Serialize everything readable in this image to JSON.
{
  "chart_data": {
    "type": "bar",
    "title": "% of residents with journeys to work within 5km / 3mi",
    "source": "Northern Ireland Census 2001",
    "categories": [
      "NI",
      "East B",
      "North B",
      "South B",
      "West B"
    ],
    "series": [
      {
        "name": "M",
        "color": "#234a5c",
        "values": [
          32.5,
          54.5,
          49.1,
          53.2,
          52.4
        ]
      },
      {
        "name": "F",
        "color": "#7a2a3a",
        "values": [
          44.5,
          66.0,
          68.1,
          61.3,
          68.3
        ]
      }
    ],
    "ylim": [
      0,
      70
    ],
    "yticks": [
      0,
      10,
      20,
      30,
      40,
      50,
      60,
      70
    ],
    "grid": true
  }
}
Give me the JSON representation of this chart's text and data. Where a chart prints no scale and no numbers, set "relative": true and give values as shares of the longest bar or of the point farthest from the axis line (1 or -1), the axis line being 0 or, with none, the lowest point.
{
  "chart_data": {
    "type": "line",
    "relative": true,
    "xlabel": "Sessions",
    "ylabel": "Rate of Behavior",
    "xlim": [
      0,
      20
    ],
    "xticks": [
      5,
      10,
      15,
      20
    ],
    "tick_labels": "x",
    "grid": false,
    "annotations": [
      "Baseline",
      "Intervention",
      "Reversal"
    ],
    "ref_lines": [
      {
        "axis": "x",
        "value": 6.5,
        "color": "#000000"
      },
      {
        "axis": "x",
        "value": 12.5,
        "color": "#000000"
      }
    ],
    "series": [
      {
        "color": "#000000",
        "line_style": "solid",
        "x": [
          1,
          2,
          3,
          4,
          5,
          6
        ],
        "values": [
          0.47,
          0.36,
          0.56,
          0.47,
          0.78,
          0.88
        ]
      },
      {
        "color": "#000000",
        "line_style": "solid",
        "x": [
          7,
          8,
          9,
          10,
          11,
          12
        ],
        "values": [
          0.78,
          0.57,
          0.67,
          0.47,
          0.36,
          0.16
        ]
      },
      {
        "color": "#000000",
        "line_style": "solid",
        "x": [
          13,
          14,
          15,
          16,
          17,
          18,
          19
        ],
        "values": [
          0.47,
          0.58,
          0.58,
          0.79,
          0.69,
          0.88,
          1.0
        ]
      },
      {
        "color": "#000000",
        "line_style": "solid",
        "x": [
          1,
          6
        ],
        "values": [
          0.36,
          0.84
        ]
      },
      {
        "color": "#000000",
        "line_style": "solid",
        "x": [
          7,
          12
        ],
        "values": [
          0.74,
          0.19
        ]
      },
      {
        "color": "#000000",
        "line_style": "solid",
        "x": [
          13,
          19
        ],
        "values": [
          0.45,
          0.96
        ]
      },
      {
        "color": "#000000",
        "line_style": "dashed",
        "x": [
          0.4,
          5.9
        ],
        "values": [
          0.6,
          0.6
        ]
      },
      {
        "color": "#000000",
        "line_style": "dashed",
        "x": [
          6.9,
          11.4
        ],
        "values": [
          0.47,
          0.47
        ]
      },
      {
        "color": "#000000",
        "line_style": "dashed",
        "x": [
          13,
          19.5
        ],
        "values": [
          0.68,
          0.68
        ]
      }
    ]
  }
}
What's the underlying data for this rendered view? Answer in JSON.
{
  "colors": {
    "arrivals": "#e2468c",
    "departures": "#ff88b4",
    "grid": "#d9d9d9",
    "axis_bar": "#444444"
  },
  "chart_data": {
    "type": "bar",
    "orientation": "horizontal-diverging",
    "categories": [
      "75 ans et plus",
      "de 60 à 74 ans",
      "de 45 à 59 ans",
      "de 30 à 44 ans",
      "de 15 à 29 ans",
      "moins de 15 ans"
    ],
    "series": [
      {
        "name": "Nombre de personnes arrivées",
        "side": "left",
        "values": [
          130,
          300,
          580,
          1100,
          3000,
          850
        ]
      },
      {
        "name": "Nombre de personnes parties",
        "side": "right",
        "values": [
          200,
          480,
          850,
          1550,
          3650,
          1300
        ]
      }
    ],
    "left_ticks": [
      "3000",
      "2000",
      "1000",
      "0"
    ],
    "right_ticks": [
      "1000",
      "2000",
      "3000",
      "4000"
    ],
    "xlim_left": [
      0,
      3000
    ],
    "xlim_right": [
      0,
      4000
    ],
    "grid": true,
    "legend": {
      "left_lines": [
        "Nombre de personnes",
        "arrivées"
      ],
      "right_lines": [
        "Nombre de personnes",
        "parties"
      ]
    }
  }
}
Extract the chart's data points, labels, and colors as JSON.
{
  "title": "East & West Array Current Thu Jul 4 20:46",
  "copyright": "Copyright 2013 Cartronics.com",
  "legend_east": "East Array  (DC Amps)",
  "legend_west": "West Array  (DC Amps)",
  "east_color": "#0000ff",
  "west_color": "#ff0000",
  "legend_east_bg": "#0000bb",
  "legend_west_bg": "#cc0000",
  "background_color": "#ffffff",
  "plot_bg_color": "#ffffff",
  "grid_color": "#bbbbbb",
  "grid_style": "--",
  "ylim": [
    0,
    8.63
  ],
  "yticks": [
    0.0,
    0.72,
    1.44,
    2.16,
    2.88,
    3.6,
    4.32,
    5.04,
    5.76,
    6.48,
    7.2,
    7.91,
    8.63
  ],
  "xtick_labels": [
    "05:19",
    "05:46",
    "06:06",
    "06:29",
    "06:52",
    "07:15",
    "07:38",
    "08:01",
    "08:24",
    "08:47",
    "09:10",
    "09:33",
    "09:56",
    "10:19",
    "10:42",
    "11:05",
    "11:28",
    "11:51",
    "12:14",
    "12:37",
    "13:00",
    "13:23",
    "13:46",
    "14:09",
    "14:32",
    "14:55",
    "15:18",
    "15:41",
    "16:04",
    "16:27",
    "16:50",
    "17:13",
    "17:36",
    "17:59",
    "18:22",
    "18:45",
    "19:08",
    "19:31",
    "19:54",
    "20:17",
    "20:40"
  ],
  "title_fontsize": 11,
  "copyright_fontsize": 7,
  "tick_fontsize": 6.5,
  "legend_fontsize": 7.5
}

########

Short exercise>
Copy out all lines that carry the word "colors".

Task output>
  "colors": {
Extract the chart's data points, labels, and colors as JSON.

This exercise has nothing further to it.